**Exercise brief:** Format the material as a Markdown table with the columns "Row" and "Entry," starting at the line that contains "race-entry: Herzegovinian. bbox=[1153, 1612, 1239, 1627]" and ending after the line that contains "race-entry: Greek. bbox=[1153, 1542, 1191, 1558]". Number each row and leave out any blank lines.

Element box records
════════
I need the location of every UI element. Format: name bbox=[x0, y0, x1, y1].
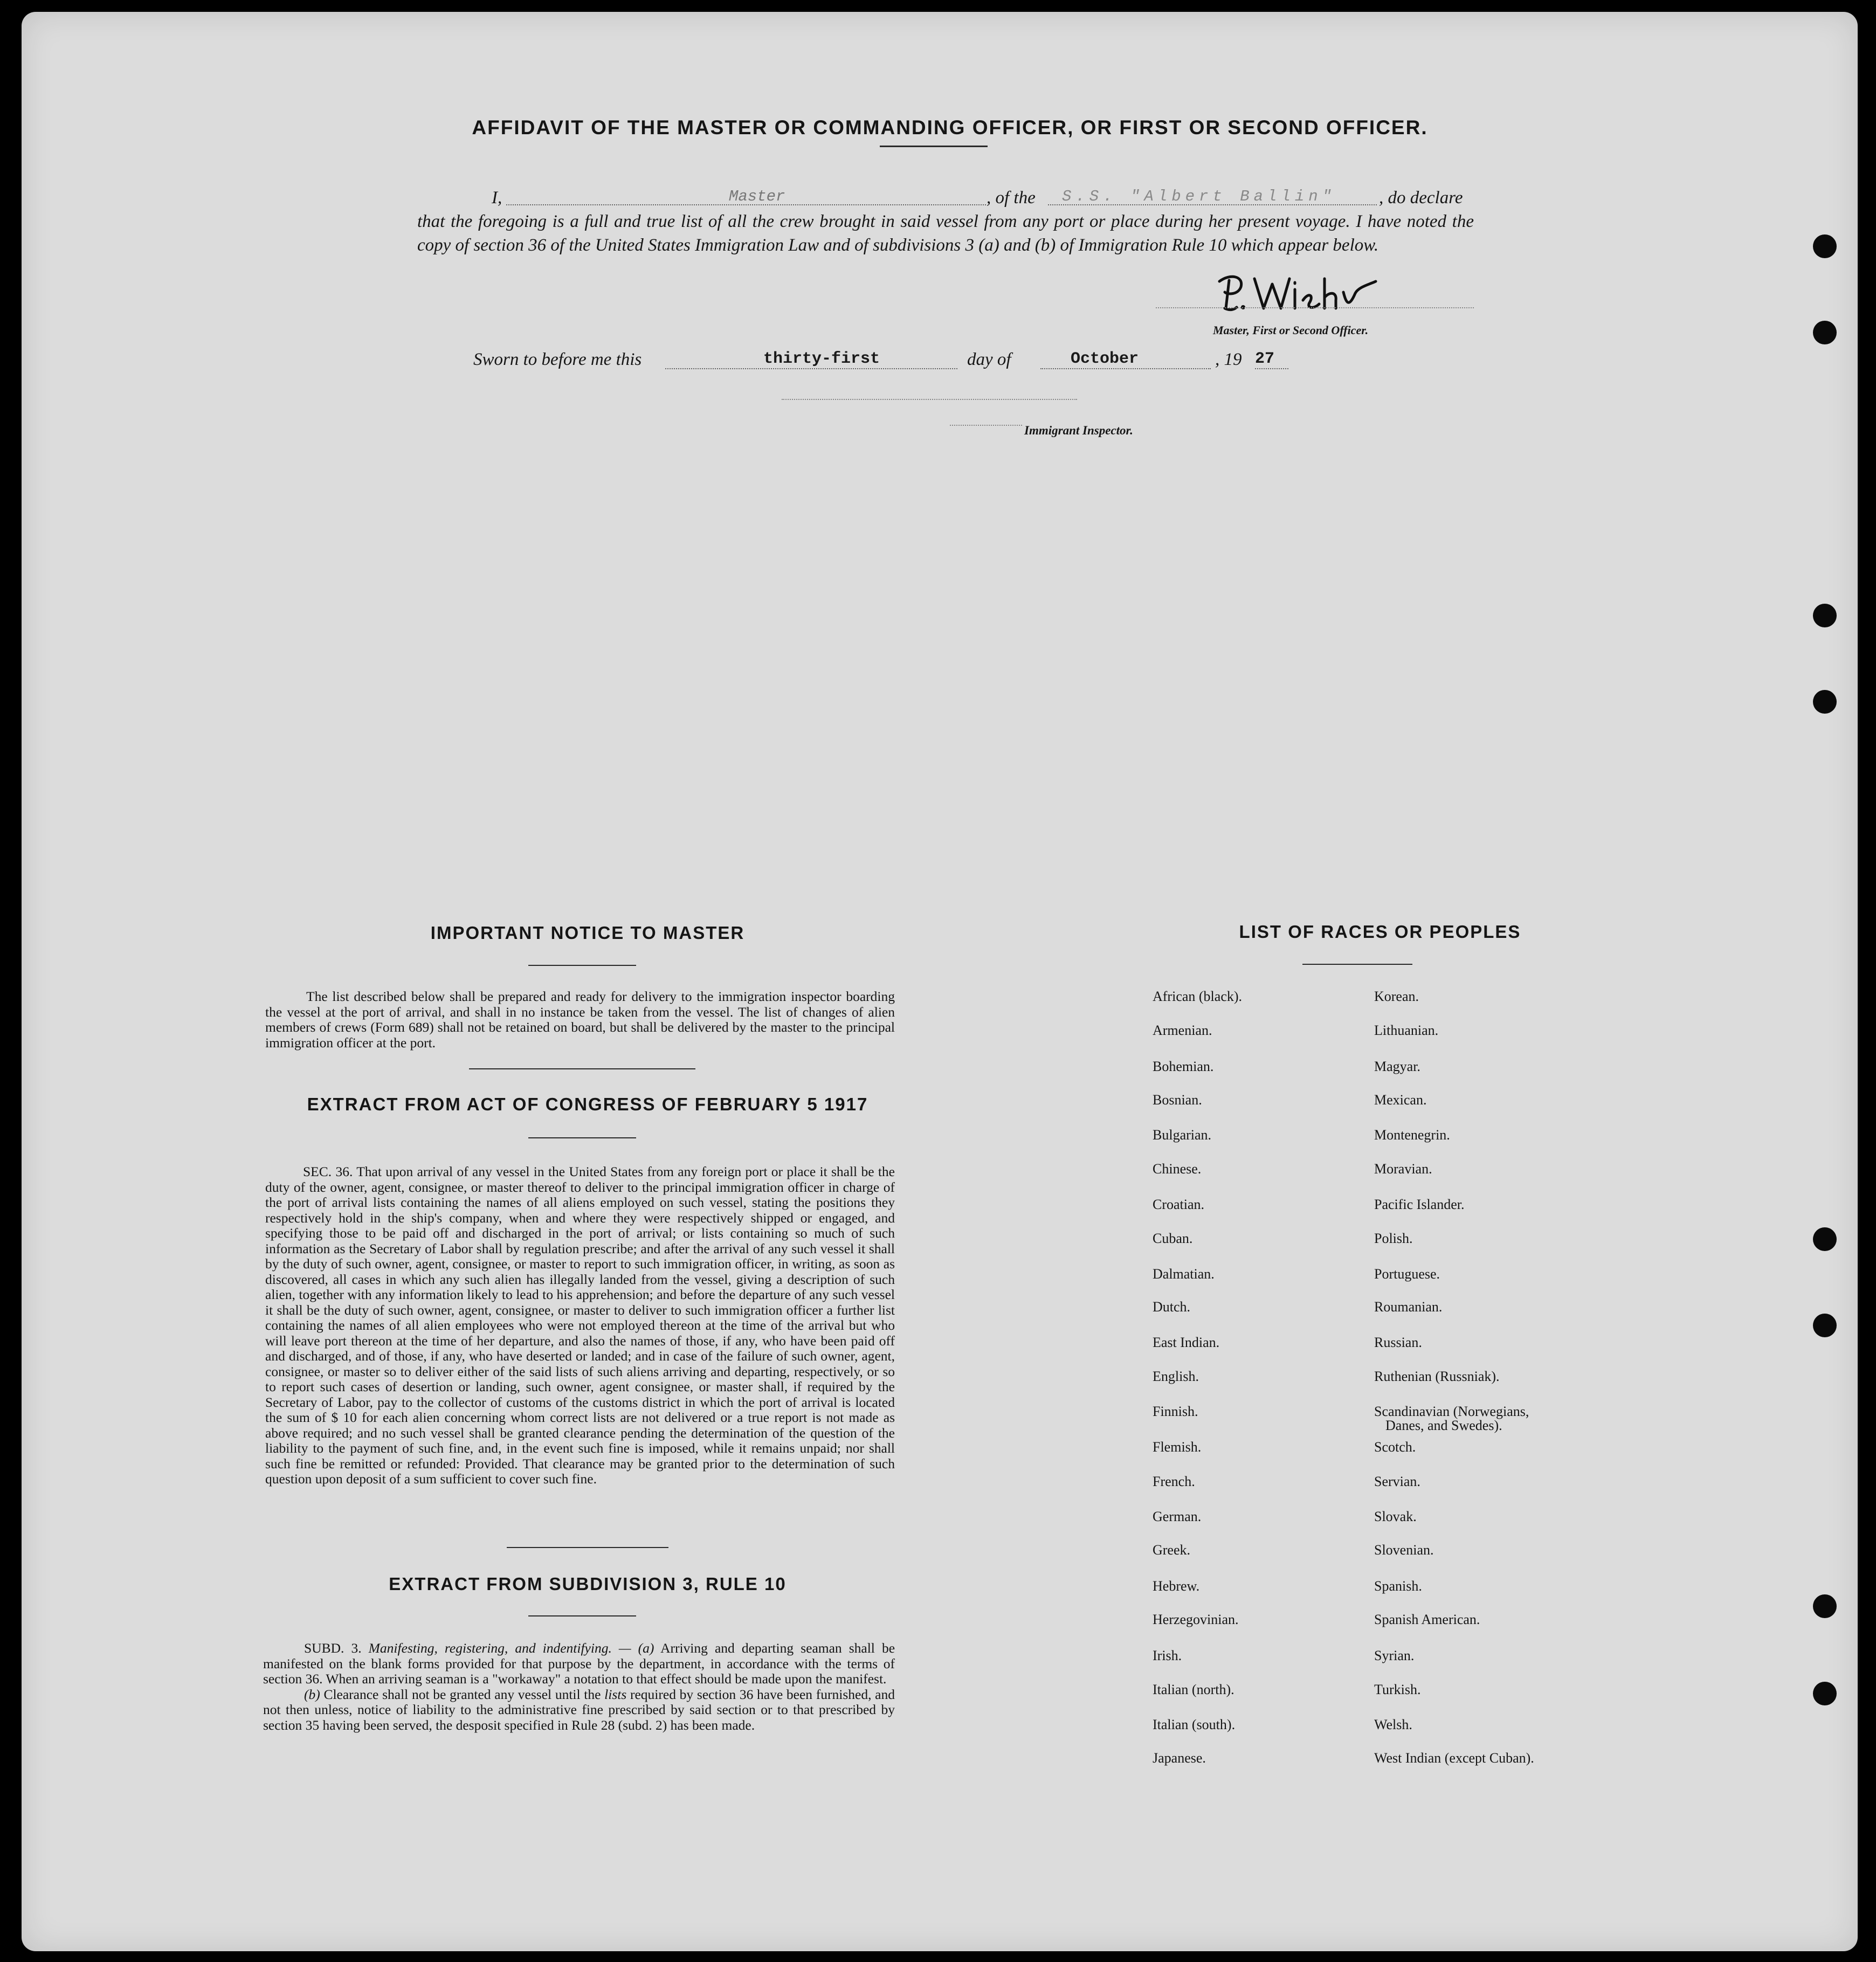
race-entry: Herzegovinian. bbox=[1153, 1612, 1239, 1627]
day-of-text: day of bbox=[967, 350, 1011, 369]
sworn-day-filled: thirty-first bbox=[763, 350, 880, 368]
year-prefix: , 19 bbox=[1215, 350, 1242, 369]
act-title: EXTRACT FROM ACT OF CONGRESS OF FEBRUARY 5 1917 bbox=[307, 1094, 868, 1114]
declaration-i: I, bbox=[492, 188, 502, 208]
title-rule bbox=[880, 146, 988, 147]
inspector-signature-line bbox=[782, 399, 1077, 400]
race-entry: Hebrew. bbox=[1153, 1578, 1200, 1594]
year-blank bbox=[1255, 368, 1288, 369]
race-entry: English. bbox=[1153, 1369, 1199, 1384]
race-entry: Moravian. bbox=[1374, 1161, 1432, 1177]
race-entry: Finnish. bbox=[1153, 1404, 1198, 1419]
affidavit-title: AFFIDAVIT OF THE MASTER OR COMMANDING OFFICER, OR FIRST OR SECOND OFFICER. bbox=[472, 116, 1428, 139]
race-entry: African (black). bbox=[1153, 989, 1243, 1004]
race-entry: Spanish American. bbox=[1374, 1612, 1480, 1627]
subd-b-label: (b) bbox=[304, 1686, 320, 1702]
rule-text bbox=[263, 1641, 895, 1733]
race-entry: Servian. bbox=[1374, 1474, 1420, 1489]
notice-title: IMPORTANT NOTICE TO MASTER bbox=[430, 923, 745, 943]
race-entry: Japanese. bbox=[1153, 1750, 1206, 1766]
race-entry: Greek. bbox=[1153, 1542, 1191, 1558]
race-entry: Magyar. bbox=[1374, 1059, 1420, 1074]
inspector-name-blank bbox=[950, 425, 1022, 426]
punch-hole bbox=[1813, 604, 1837, 627]
race-entry: Pacific Islander. bbox=[1374, 1197, 1465, 1212]
races-rule bbox=[1302, 964, 1412, 965]
punch-hole bbox=[1813, 690, 1837, 714]
race-entry: Korean. bbox=[1374, 989, 1419, 1004]
year-suffix-filled: 27 bbox=[1255, 350, 1275, 368]
race-entry: Polish. bbox=[1374, 1231, 1413, 1246]
sworn-prefix: Sworn to before me this bbox=[473, 350, 642, 369]
race-entry: Cuban. bbox=[1153, 1231, 1193, 1246]
rule-title: EXTRACT FROM SUBDIVISION 3, RULE 10 bbox=[389, 1574, 787, 1594]
punch-hole bbox=[1813, 234, 1837, 258]
race-entry: Dalmatian. bbox=[1153, 1266, 1215, 1282]
notice-rule bbox=[528, 965, 636, 966]
do-declare-text: , do declare bbox=[1379, 188, 1463, 208]
race-entry: Chinese. bbox=[1153, 1161, 1202, 1177]
race-entry: Ruthenian (Russniak). bbox=[1374, 1369, 1500, 1384]
sworn-month-blank bbox=[1040, 368, 1211, 369]
race-entry: Syrian. bbox=[1374, 1648, 1415, 1663]
race-entry: Montenegrin. bbox=[1374, 1127, 1450, 1143]
subd-b-lists: lists bbox=[604, 1686, 627, 1702]
races-title: LIST OF RACES OR PEOPLES bbox=[1239, 922, 1521, 942]
race-entry: French. bbox=[1153, 1474, 1195, 1489]
race-entry: Russian. bbox=[1374, 1335, 1422, 1350]
race-entry: Scandinavian (Norwegians, bbox=[1374, 1404, 1529, 1419]
race-entry: Croatian. bbox=[1153, 1197, 1205, 1212]
declaration-body: that the foregoing is a full and true list of all the crew brought in said vessel from any port or place during her present voyage. I have noted the copy of section 36 of the United States Immigration Law and of subdivisions 3 (a) and (b) of Immigration Rule 10 which appear below. bbox=[417, 212, 1474, 255]
race-entry: Armenian. bbox=[1153, 1023, 1212, 1038]
act-rule bbox=[528, 1137, 636, 1138]
of-the-text: , of the bbox=[987, 188, 1036, 208]
rule-rule bbox=[528, 1615, 636, 1616]
race-entry: Mexican. bbox=[1374, 1092, 1427, 1108]
race-entry: Portuguese. bbox=[1374, 1266, 1440, 1282]
race-entry: Scotch. bbox=[1374, 1439, 1416, 1455]
race-entry: Dutch. bbox=[1153, 1299, 1191, 1315]
race-entry: West Indian (except Cuban). bbox=[1374, 1750, 1534, 1766]
race-entry: Italian (south). bbox=[1153, 1717, 1236, 1732]
subd-heading: Manifesting, registering, and indentifying. bbox=[368, 1640, 612, 1656]
race-entry: Flemish. bbox=[1153, 1439, 1202, 1455]
punch-hole bbox=[1813, 1314, 1837, 1337]
race-entry: Roumanian. bbox=[1374, 1299, 1443, 1315]
race-entry: Irish. bbox=[1153, 1648, 1182, 1663]
race-entry: Bulgarian. bbox=[1153, 1127, 1212, 1143]
subd-b-text-1: Clearance shall not be granted any vessel until the bbox=[323, 1686, 601, 1702]
race-entry: East Indian. bbox=[1153, 1335, 1220, 1350]
subd-a-text: Arriving and departing seaman shall be manifested on the blank forms provided for that purpose by the department, in accordance with the terms of section 36. When an arriving seaman is a "workaway" a notation to that effect should be made upon the manifest. bbox=[263, 1640, 895, 1687]
race-entry: Slovenian. bbox=[1374, 1542, 1434, 1558]
race-entry: Turkish. bbox=[1374, 1682, 1421, 1697]
vessel-name-filled: S.S. "Albert Ballin" bbox=[1062, 188, 1336, 205]
race-entry: Italian (north). bbox=[1153, 1682, 1234, 1697]
affidavit-statement bbox=[417, 186, 1474, 257]
inspector-caption: Immigrant Inspector. bbox=[1024, 424, 1133, 437]
race-entry: German. bbox=[1153, 1509, 1202, 1524]
notice-separator bbox=[469, 1068, 695, 1069]
race-entry: Slovak. bbox=[1374, 1509, 1417, 1524]
notice-text: The list described below shall be prepared and ready for delivery to the immigration inspector boarding the vessel at the port of arrival, and shall in no instance be taken from the vessel. The list of changes of alien members of crews (Form 689) shall not be retained on board, but shall be delivered by the master to the principal immigration officer at the port. bbox=[265, 989, 895, 1051]
sworn-statement bbox=[473, 350, 1314, 374]
race-entry: Bosnian. bbox=[1153, 1092, 1202, 1108]
signature-line bbox=[1156, 307, 1474, 308]
subd-a bbox=[263, 1641, 895, 1687]
punch-hole bbox=[1813, 1594, 1837, 1618]
race-entry: Danes, and Swedes). bbox=[1385, 1418, 1502, 1433]
race-entry: Spanish. bbox=[1374, 1578, 1422, 1594]
master-title-filled: Master bbox=[729, 188, 785, 205]
sworn-month-filled: October bbox=[1071, 350, 1139, 368]
punch-hole bbox=[1813, 1682, 1837, 1705]
sworn-day-blank bbox=[665, 368, 957, 369]
signature-caption: Master, First or Second Officer. bbox=[1213, 323, 1369, 337]
document-page bbox=[22, 12, 1858, 1951]
subd-a-label: — (a) bbox=[618, 1640, 654, 1656]
punch-hole bbox=[1813, 1227, 1837, 1251]
subd-label: SUBD. 3. bbox=[304, 1640, 362, 1656]
declaration-line bbox=[417, 186, 1474, 210]
master-signature bbox=[1214, 271, 1381, 322]
act-text: SEC. 36. That upon arrival of any vessel in the United States from any foreign port or place it shall be the duty of the owner, agent, consignee, or master thereof to deliver to the principal immigration officer in charge of the port of arrival lists containing the names of all aliens employed on such vessel, stating the positions they respectively hold in the ship's company, when and where they were respectively shipped or engaged, and specifying those to be paid off and discharged in the port of arrival; or lists containing so much of such information as the Secretary of Labor shall by regulation prescribe; and after the arrival of any such vessel it shall by the duty of such owner, agent, consignee, or master to report to such immigration officer, in writing, as soon as discovered, all cases in which any such alien has illegally landed from the vessel, giving a description of such alien, together with any information likely to lead to his apprehension; and before the departure of any such vessel it shall be the duty of such owner, agent, consignee, or master to deliver to such immigration officer a further list containing the names of all alien employees who were not employed thereon at the time of the arrival but who will leave port thereon at the time of her departure, and also the names of those, if any, who have been paid off and discharged, and of those, if any, who have deserted or landed; and in case of the failure of such owner, agent, consignee, or master so to deliver either of the said lists of such aliens arriving and departing, respectively, or so to report such cases of desertion or landing, such owner, agent consignee, or master shall, if required by the Secretary of Labor, pay to the collector of customs of the customs district in which the port of arrival is located the sum of $ 10 for each alien concerning whom correct lists are not delivered or a true report is not made as above required; and no such vessel shall be granted clearance pending the determination of the question of the liability to the payment of such fine, and, in the event such fine is imposed, while it remains unpaid; nor shall such fine be remitted or refunded: Provided. That clearance may be granted prior to the determination of such question upon deposit of a sum sufficient to cover such fine. bbox=[265, 1164, 895, 1487]
race-entry: Bohemian. bbox=[1153, 1059, 1214, 1074]
subd-b bbox=[263, 1687, 895, 1733]
subd-b-text-2: required by section 36 have been furnished, and not then unless, notice of liability to the administrative fine prescribed by said section or to that prescribed by section 35 having been served, the desposit specified in Rule 28 (subd. 2) has been made. bbox=[263, 1686, 895, 1733]
race-entry: Lithuanian. bbox=[1374, 1023, 1439, 1038]
race-entry: Welsh. bbox=[1374, 1717, 1412, 1732]
rule-separator bbox=[507, 1547, 668, 1548]
punch-hole bbox=[1813, 321, 1837, 344]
════════
**Answer to the task:**
| Row | Entry |
|---|---|
| 1 | race-entry: Herzegovinian. bbox=[1153, 1612, 1239, 1627] |
| 2 | day-of-text: day of bbox=[967, 350, 1011, 369] |
| 3 | sworn-day-filled: thirty-first bbox=[763, 350, 880, 368] |
| 4 | year-prefix: , 19 bbox=[1215, 350, 1242, 369] |
| 5 | act-title: EXTRACT FROM ACT OF CONGRESS OF FEBRUARY 5 1917 bbox=[307, 1094, 868, 1114] |
| 6 | declaration-i: I, bbox=[492, 188, 502, 208] |
| 7 | title-rule bbox=[880, 146, 988, 147] |
| 8 | inspector-signature-line bbox=[782, 399, 1077, 400] |
| 9 | race-entry: Hebrew. bbox=[1153, 1578, 1200, 1594] |
| 10 | year-blank bbox=[1255, 368, 1288, 369] |
| 11 | race-entry: English. bbox=[1153, 1369, 1199, 1384] |
| 12 | race-entry: Moravian. bbox=[1374, 1161, 1432, 1177] |
| 13 | race-entry: Finnish. bbox=[1153, 1404, 1198, 1419] |
| 14 | affidavit-title: AFFIDAVIT OF THE MASTER OR COMMANDING OFFICER, OR FIRST OR SECOND OFFICER. bbox=[472, 116, 1428, 139] |
| 15 | race-entry: African (black). bbox=[1153, 989, 1243, 1004] |
| 16 | race-entry: Spanish American. bbox=[1374, 1612, 1480, 1627] |
| 17 | subd-b-label: (b) bbox=[304, 1686, 320, 1702] |
| 18 | rule-text bbox=[263, 1641, 895, 1733] |
| 19 | race-entry: Servian. bbox=[1374, 1474, 1420, 1489] |
| 20 | notice-title: IMPORTANT NOTICE TO MASTER bbox=[430, 923, 745, 943] |
| 21 | race-entry: Japanese. bbox=[1153, 1750, 1206, 1766] |
| 22 | race-entry: Greek. bbox=[1153, 1542, 1191, 1558] |